EXCERPTED DATA:
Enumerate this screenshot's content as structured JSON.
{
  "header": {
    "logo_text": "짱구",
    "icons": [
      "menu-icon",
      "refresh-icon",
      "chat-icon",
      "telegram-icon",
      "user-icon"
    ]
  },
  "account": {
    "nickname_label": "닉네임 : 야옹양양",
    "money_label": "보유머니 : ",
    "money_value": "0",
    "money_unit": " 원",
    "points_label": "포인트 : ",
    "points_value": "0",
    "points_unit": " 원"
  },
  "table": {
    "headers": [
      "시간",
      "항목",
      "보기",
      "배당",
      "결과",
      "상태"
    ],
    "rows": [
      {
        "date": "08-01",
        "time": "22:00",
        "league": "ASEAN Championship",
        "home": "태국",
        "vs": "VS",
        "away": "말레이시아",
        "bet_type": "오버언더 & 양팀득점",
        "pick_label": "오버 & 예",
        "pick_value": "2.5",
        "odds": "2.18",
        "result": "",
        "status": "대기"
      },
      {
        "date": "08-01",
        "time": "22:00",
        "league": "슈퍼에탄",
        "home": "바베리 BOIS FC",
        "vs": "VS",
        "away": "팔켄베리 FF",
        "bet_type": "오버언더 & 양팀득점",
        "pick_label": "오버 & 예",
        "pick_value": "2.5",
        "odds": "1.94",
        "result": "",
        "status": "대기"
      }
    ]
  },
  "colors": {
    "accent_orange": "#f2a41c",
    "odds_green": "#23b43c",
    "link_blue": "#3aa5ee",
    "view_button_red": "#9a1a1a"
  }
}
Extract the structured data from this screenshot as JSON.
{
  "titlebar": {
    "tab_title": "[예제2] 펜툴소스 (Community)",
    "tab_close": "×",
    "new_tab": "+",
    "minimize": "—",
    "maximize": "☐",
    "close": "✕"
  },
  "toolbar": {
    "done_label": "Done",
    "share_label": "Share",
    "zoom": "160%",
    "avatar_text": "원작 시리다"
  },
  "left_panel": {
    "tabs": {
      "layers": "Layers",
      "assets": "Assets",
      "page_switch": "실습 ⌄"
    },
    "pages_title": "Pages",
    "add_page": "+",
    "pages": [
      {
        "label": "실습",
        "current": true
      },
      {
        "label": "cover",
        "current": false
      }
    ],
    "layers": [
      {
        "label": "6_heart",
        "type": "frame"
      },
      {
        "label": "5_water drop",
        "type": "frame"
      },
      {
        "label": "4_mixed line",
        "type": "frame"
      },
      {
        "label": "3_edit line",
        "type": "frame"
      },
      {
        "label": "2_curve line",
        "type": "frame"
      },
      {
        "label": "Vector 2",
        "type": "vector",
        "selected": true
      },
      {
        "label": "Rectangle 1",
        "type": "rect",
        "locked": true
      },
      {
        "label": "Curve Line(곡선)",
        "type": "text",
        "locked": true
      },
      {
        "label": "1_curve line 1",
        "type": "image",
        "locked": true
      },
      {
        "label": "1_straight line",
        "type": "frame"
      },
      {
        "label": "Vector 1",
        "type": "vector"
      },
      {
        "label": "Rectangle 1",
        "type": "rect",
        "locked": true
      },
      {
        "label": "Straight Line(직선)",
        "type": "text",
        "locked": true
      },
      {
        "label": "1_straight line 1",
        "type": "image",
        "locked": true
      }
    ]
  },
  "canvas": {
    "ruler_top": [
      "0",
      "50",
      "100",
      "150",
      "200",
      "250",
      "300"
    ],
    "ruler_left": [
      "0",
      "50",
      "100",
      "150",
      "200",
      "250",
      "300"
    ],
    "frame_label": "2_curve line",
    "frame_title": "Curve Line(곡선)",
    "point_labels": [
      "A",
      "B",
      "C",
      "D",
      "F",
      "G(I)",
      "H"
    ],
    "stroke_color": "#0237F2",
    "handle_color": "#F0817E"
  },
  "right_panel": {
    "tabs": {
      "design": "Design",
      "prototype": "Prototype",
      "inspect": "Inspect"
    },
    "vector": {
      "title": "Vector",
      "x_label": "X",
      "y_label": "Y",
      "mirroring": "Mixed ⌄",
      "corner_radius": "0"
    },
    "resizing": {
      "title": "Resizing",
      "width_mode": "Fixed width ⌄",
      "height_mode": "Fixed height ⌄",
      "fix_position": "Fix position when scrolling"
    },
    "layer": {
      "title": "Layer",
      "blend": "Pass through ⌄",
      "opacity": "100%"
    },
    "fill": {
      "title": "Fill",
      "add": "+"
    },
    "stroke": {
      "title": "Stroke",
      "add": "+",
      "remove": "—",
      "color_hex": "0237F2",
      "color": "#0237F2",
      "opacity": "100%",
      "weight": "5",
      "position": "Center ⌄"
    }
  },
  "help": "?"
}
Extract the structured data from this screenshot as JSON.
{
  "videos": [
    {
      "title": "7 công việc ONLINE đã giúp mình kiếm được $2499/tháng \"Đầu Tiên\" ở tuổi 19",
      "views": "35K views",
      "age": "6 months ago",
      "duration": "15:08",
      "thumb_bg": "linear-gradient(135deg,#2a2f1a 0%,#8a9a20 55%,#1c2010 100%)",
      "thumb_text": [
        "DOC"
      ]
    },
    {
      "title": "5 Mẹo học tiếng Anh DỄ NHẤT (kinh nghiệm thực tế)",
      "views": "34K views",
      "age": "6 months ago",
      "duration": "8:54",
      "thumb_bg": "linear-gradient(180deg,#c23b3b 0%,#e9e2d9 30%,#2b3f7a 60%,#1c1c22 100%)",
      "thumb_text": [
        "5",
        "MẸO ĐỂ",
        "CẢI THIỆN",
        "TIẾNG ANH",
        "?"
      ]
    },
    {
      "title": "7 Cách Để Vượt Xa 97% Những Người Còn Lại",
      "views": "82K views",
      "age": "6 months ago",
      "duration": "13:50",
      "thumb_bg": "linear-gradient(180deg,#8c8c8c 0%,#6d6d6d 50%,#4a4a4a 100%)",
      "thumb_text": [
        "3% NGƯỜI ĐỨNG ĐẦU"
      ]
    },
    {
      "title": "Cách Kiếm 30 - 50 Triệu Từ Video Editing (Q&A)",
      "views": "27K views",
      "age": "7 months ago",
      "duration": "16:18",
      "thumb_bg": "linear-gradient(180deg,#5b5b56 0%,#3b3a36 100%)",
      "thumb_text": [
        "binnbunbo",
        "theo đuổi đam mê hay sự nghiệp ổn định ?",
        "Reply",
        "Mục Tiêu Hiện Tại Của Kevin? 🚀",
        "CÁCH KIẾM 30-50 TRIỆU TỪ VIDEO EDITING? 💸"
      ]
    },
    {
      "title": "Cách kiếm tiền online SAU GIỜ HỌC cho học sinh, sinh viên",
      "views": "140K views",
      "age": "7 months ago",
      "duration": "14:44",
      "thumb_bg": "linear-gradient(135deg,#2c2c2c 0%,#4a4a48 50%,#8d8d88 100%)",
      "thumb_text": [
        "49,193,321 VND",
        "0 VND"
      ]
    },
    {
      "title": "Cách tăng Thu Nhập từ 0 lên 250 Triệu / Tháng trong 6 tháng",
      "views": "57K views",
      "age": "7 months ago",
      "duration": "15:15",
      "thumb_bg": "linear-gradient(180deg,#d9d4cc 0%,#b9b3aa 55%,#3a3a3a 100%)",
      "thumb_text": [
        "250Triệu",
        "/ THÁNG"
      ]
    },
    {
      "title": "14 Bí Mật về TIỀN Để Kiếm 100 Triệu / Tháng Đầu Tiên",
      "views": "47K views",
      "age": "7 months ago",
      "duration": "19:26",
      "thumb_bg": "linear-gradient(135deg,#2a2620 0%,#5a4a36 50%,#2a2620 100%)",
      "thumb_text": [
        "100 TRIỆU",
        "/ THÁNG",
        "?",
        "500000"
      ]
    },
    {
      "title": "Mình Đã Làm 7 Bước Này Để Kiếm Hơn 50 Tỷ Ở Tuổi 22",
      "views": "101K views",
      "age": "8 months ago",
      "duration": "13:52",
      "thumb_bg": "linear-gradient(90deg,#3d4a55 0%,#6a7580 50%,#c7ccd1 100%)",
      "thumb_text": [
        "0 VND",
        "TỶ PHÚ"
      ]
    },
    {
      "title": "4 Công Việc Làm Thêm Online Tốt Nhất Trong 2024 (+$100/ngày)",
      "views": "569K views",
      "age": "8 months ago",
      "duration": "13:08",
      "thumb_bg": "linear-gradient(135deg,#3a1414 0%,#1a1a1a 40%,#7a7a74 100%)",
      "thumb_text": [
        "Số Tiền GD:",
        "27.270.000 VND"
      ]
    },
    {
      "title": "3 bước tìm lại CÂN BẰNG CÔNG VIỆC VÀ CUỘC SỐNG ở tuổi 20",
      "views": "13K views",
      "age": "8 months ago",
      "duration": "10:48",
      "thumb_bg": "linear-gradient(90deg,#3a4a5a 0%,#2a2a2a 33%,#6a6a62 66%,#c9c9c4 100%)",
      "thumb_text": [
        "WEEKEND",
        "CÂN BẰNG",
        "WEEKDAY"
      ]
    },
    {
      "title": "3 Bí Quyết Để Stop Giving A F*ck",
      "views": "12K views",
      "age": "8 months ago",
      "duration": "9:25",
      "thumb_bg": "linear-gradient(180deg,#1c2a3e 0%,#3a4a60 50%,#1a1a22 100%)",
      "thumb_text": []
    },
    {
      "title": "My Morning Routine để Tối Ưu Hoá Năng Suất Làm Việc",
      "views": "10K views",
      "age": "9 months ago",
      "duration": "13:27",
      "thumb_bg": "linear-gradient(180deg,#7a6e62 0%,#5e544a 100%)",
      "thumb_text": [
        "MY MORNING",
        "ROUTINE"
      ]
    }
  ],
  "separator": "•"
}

YOUR GOAL: The answer is one number: how many lines of the material above contain "Tiên".

ANSWER FOR THE TASK: 2